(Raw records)
%%
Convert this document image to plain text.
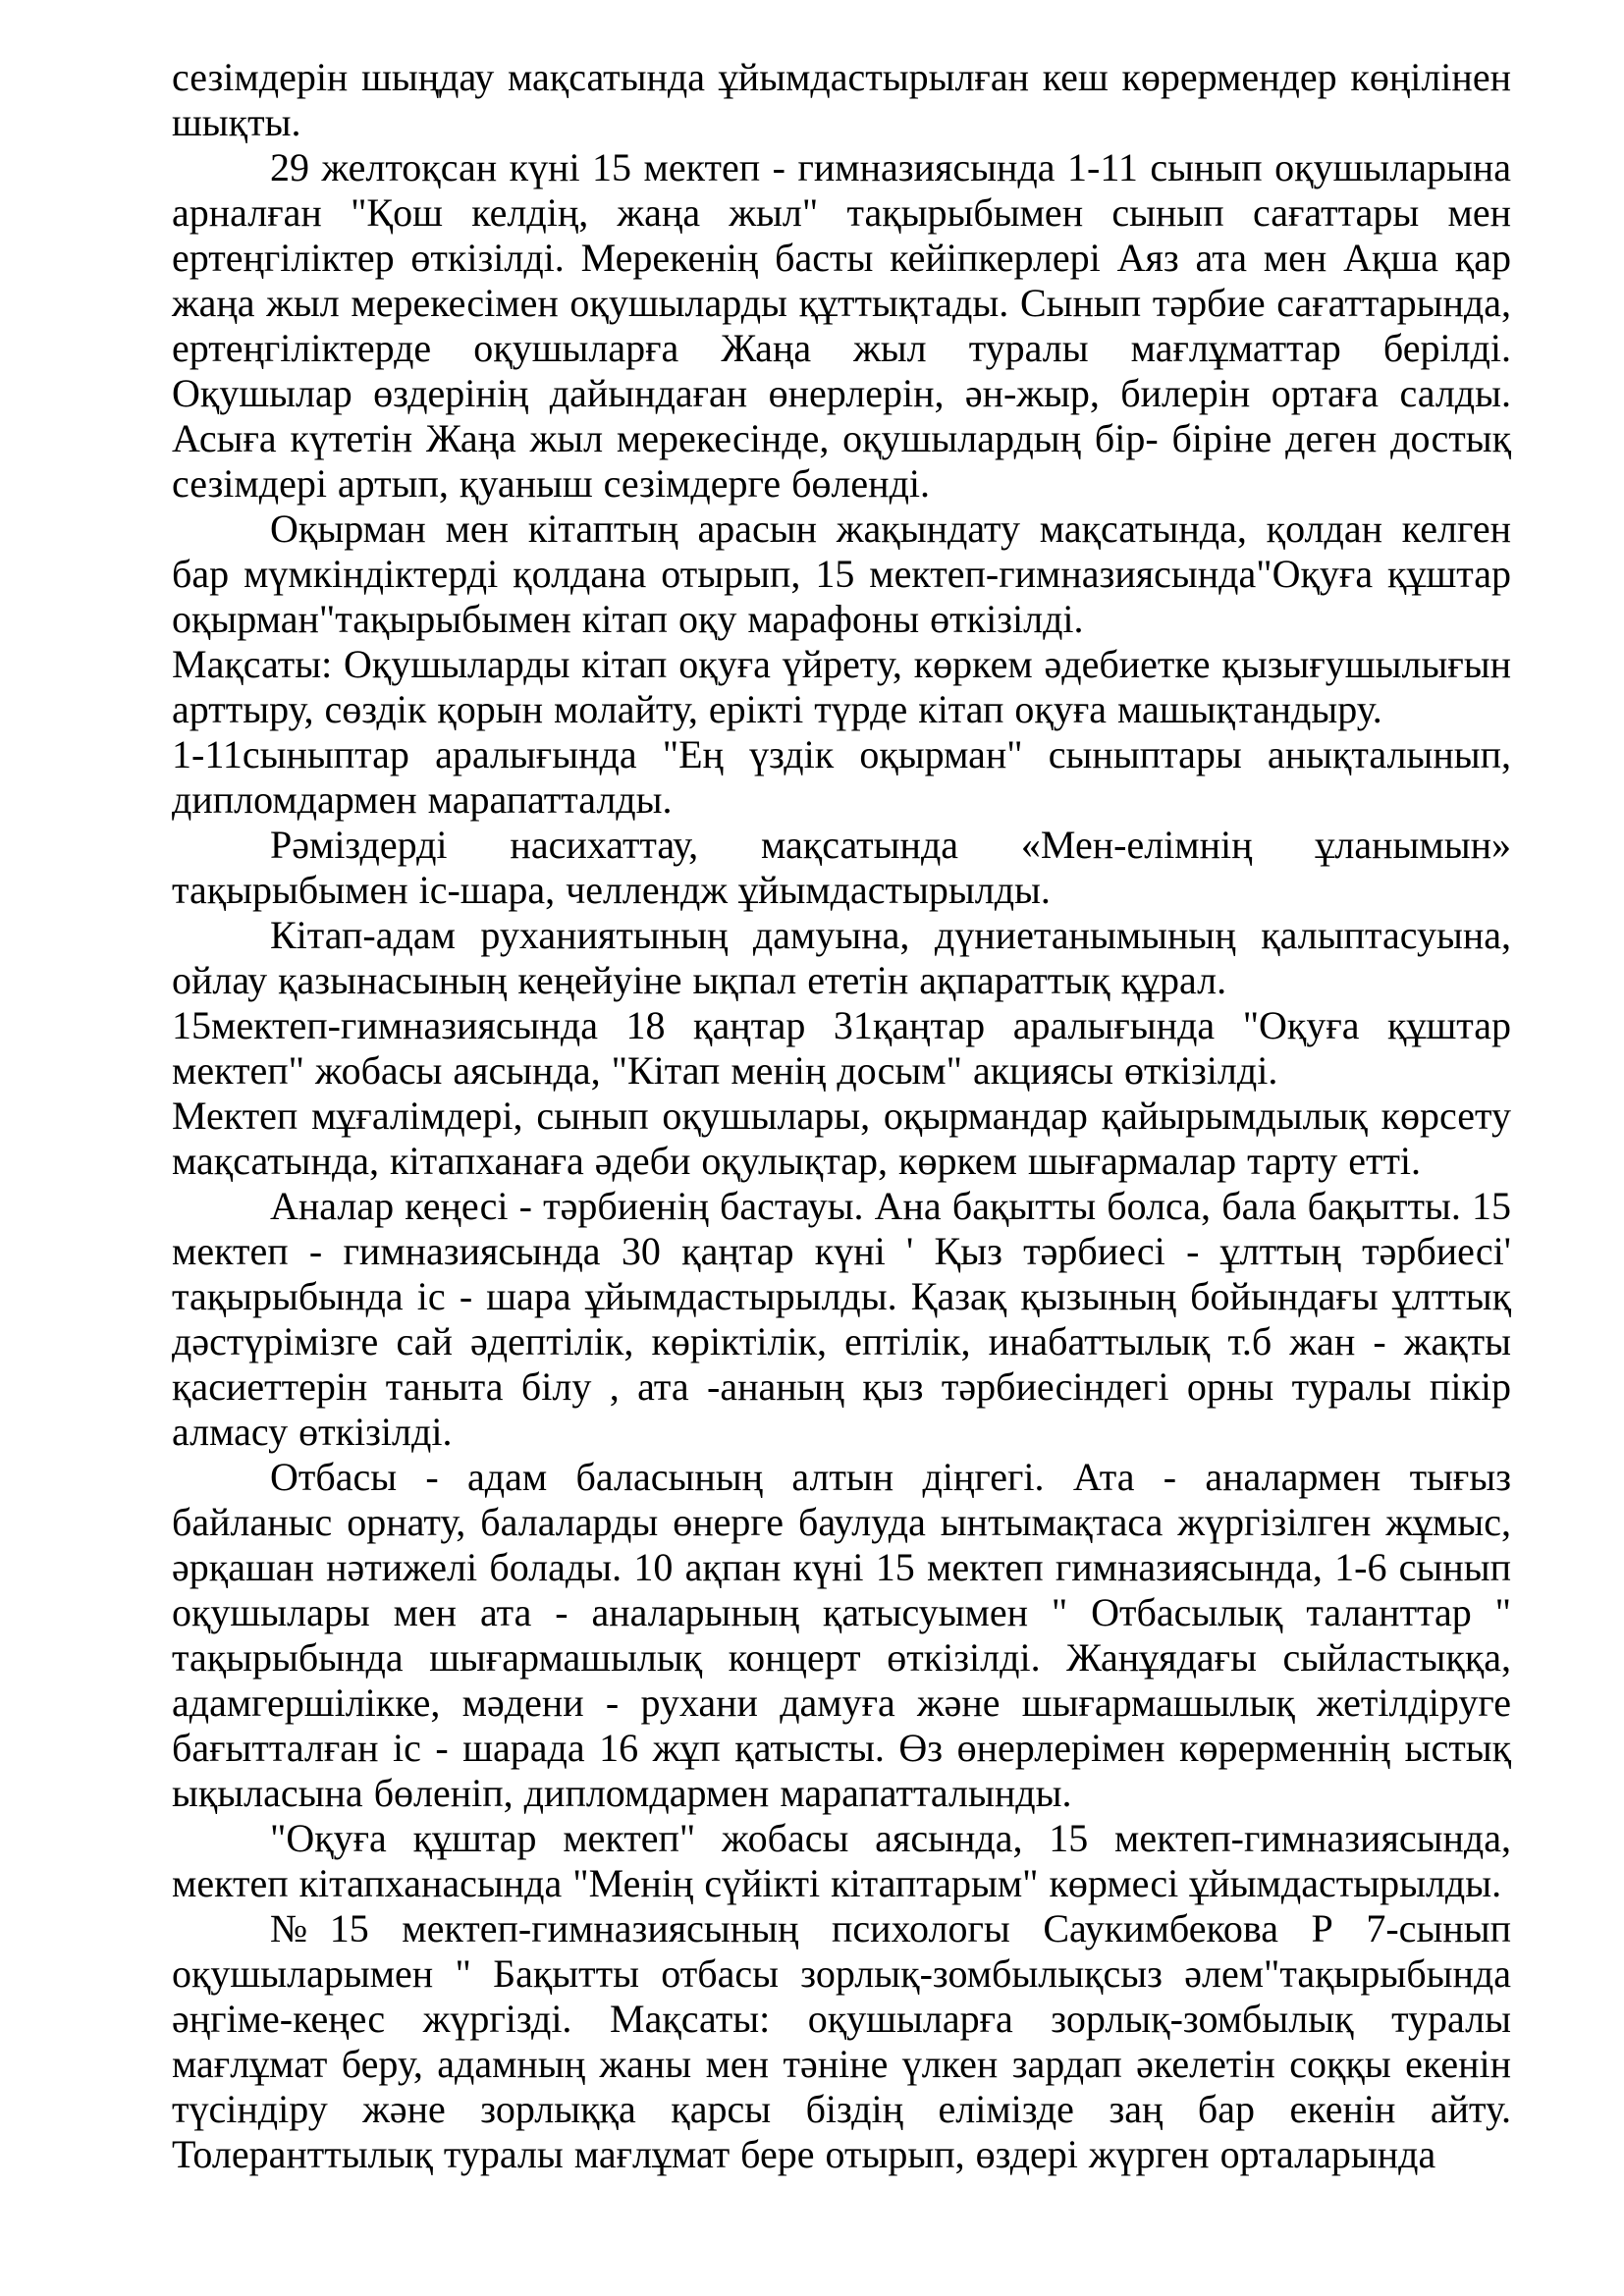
сезімдерін шыңдау мақсатында ұйымдастырылған кеш көрермендер көңілінен шықты.

29 желтоқсан күні 15 мектеп - гимназиясында 1-11 сынып оқушыларына арналған "Қош келдің, жаңа жыл" тақырыбымен сынып сағаттары мен ертеңгіліктер өткізілді. Мерекенің басты кейіпкерлері Аяз ата мен Ақша қар жаңа жыл мерекесімен оқушыларды құттықтады. Сынып тәрбие сағаттарында, ертеңгіліктерде оқушыларға Жаңа жыл туралы мағлұматтар берілді. Оқушылар өздерінің дайындаған өнерлерін, ән-жыр, билерін ортаға салды. Асыға күтетін Жаңа жыл мерекесінде, оқушылардың бір- біріне деген достық сезімдері артып, қуаныш сезімдерге бөленді.

Оқырман мен кітаптың арасын жақындату мақсатында, қолдан келген бар мүмкіндіктерді қолдана отырып, 15 мектеп-гимназиясында"Оқуға құштар оқырман"тақырыбымен кітап оқу марафоны өткізілді.

Мақсаты: Оқушыларды кітап оқуға үйрету, көркем әдебиетке қызығушылығын арттыру, сөздік қорын молайту, ерікті түрде кітап оқуға машықтандыру.

1-11сыныптар аралығында "Ең үздік оқырман" сыныптары анықталынып, дипломдармен марапатталды.

Рәміздерді насихаттау, мақсатында «Мен-елімнің ұланымын» тақырыбымен іс-шара, челлендж ұйымдастырылды.

Кітап-адам руханиятының дамуына, дүниетанымының қалыптасуына, ойлау қазынасының кеңейуіне ықпал ететін ақпараттық құрал.

15мектеп-гимназиясында 18 қаңтар 31қаңтар аралығында "Оқуға құштар мектеп" жобасы аясында, "Кітап менің досым" акциясы өткізілді.

Мектеп мұғалімдері, сынып оқушылары, оқырмандар қайырымдылық көрсету мақсатында, кітапханаға әдеби оқулықтар, көркем шығармалар тарту етті.

Аналар кеңесі - тәрбиенің бастауы. Ана бақытты болса, бала бақытты. 15 мектеп - гимназиясында 30 қаңтар күні ' Қыз тәрбиесі - ұлттың тәрбиесі' тақырыбында іс - шара ұйымдастырылды. Қазақ қызының бойындағы ұлттық дәстүрімізге сай әдептілік, көріктілік, ептілік, инабаттылық т.б жан - жақты қасиеттерін таныта білу , ата -ананың қыз тәрбиесіндегі орны туралы пікір алмасу өткізілді.

Отбасы - адам баласының алтын діңгегі. Ата - аналармен тығыз байланыс орнату, балаларды өнерге баулуда ынтымақтаса жүргізілген жұмыс, әрқашан нәтижелі болады. 10 ақпан күні 15 мектеп гимназиясында, 1-6 сынып оқушылары мен ата - аналарының қатысуымен " Отбасылық таланттар " тақырыбында шығармашылық концерт өткізілді. Жанұядағы сыйластыққа, адамгершілікке, мәдени - рухани дамуға және шығармашылық жетілдіруге бағытталған іс - шарада 16 жұп қатысты. Өз өнерлерімен көрерменнің ыстық ықыласына бөленіп, дипломдармен марапатталынды.

"Оқуға құштар мектеп" жобасы аясында, 15 мектеп-гимназиясында, мектеп кітапханасында "Менің сүйікті кітаптарым" көрмесі ұйымдастырылды.

№15 мектеп-гимназиясының психологы Саукимбекова Р 7-сынып оқушыларымен " Бақытты отбасы зорлық-зомбылықсыз әлем"тақырыбында әңгіме-кеңес жүргізді. Мақсаты: оқушыларға зорлық-зомбылық туралы мағлұмат беру, адамның жаны мен тәніне үлкен зардап әкелетін соққы екенін түсіндіру және зорлыққа қарсы біздің елімізде заң бар екенін айту. Толеранттылық туралы мағлұмат бере отырып, өздері жүрген орталарында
%%
### Set task
Make a list of all lines in the data that contain "аясында".

### Answer to this problem
15мектеп-гимназиясында 18 қаңтар 31қаңтар аралығында "Оқуға құштар мектеп" жобасы аясында, "Кітап менің досым" акциясы өткізілді.
"Оқуға құштар мектеп" жобасы аясында, 15 мектеп-гимназиясында, мектеп кітапханасында "Менің сүйікті кітаптарым" көрмесі ұйымдастырылды.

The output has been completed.